— START OF Raw records —
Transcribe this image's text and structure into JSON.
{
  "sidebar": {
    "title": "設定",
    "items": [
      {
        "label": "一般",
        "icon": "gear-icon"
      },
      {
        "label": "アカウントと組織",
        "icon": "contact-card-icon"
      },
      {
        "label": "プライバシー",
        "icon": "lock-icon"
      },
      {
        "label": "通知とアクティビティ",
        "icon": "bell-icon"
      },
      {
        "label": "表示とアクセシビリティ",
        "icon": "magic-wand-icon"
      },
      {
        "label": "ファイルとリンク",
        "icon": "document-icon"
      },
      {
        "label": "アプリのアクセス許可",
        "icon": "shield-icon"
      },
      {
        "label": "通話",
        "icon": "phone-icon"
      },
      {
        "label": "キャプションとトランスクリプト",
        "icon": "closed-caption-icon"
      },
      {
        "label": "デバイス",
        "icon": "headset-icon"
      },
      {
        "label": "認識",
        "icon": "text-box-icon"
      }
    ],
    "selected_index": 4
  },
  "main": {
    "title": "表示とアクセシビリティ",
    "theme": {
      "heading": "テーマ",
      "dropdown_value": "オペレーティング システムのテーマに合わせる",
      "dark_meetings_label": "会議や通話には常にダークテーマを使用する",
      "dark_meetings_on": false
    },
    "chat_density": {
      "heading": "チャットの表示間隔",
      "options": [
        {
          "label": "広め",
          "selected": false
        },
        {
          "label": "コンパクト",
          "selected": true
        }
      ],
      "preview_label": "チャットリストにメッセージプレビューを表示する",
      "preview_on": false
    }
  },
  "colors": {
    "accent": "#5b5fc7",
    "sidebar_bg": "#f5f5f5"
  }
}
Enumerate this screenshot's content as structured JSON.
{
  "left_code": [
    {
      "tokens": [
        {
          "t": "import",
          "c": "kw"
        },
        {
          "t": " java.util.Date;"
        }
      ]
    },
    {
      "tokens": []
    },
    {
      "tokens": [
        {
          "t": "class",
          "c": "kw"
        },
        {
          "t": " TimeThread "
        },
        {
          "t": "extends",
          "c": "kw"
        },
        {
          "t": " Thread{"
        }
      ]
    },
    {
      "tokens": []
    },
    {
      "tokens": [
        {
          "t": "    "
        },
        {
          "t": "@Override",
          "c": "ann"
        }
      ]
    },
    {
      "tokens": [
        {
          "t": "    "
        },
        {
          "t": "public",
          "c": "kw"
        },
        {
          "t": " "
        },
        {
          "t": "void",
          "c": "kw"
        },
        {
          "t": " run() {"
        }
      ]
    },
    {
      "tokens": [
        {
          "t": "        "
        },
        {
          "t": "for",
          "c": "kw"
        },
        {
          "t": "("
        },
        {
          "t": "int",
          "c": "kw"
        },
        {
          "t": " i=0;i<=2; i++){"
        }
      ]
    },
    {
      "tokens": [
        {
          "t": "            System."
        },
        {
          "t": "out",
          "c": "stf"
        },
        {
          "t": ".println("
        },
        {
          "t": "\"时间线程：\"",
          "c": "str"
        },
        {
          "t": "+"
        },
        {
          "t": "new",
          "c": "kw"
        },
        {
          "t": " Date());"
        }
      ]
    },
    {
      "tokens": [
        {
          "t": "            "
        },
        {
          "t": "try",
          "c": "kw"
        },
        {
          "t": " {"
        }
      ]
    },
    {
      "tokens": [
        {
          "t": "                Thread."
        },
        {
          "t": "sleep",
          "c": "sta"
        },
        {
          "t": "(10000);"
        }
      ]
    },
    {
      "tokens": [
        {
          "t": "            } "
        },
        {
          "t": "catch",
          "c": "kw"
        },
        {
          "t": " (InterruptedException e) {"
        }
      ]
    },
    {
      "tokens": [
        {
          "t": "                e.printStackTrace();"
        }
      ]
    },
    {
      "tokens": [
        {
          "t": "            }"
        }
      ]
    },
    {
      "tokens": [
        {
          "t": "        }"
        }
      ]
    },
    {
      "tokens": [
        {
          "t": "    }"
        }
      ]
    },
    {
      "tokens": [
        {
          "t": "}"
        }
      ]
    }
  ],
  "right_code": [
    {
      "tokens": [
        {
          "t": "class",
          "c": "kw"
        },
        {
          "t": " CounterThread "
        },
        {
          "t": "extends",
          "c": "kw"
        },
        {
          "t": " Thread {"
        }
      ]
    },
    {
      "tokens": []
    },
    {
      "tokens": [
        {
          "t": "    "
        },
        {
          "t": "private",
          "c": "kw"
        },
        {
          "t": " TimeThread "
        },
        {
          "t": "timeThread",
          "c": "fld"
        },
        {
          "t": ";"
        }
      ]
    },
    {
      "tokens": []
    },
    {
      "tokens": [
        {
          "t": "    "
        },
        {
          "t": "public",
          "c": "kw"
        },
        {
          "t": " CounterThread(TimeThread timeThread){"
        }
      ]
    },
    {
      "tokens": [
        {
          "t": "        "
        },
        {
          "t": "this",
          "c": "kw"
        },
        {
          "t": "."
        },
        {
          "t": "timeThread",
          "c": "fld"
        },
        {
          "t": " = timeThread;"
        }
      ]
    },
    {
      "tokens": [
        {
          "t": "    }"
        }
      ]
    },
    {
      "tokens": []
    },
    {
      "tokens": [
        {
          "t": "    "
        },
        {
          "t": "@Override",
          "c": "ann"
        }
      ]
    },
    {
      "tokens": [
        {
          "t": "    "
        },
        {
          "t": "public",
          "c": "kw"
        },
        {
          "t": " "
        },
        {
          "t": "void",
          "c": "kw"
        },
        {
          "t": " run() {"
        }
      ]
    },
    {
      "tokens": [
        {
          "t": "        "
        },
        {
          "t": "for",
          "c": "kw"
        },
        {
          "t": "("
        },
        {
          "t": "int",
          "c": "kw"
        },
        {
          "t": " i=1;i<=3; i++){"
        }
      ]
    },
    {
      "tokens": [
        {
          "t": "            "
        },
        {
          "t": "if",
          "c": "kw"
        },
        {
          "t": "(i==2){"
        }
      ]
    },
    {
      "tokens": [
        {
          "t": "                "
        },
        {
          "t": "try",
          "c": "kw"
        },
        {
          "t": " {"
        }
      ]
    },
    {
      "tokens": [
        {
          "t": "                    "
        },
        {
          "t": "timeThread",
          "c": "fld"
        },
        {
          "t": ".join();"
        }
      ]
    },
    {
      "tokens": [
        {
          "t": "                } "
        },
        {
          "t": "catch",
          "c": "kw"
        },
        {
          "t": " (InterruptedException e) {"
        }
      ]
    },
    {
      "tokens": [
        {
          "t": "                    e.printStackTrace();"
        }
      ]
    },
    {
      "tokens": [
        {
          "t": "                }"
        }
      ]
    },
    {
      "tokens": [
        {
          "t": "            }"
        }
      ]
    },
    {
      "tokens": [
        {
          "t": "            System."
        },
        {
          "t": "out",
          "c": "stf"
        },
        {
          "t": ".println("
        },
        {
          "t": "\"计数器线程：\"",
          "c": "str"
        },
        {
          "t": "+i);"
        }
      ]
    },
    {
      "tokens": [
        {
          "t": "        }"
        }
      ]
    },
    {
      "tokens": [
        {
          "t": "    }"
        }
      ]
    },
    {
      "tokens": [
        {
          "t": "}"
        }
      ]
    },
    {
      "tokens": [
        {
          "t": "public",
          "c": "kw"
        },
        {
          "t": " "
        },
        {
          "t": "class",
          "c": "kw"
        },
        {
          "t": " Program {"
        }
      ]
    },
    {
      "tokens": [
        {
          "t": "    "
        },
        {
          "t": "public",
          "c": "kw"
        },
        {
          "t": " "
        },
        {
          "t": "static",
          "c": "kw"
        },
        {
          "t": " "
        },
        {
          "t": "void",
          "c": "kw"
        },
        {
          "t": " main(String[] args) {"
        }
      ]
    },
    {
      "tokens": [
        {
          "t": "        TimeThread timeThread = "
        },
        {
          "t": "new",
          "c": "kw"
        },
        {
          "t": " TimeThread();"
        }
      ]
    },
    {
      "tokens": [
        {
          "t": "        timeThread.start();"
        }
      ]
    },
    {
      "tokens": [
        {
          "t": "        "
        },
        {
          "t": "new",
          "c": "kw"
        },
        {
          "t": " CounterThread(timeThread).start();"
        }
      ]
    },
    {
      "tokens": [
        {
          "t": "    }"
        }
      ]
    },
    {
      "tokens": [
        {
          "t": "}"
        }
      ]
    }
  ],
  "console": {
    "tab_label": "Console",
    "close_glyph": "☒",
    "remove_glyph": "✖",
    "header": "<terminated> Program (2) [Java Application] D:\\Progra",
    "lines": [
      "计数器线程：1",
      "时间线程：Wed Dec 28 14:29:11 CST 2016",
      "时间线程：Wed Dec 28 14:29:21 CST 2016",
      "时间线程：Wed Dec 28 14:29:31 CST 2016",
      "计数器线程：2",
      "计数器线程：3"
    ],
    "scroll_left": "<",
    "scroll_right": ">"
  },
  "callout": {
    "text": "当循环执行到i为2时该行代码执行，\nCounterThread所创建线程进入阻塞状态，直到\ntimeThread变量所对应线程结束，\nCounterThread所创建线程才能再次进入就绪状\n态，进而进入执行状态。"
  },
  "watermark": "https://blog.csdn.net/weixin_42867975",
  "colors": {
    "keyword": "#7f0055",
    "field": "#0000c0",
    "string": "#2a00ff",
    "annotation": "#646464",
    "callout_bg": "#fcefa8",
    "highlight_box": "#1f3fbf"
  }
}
— END OF Raw records —
### Directions
Return each line where "text" shows up.

### Task response
Transcribe this image's text and structure into JSON.
        "icon": "text-box-icon"
    "text": "当循环执行到i为2时该行代码执行，\nCounterThread所创建线程进入阻塞状态，直到\ntimeThread变量所对应线程结束，\nCounterThread所创建线程才能再次进入就绪状\n态，进而进入执行状态。"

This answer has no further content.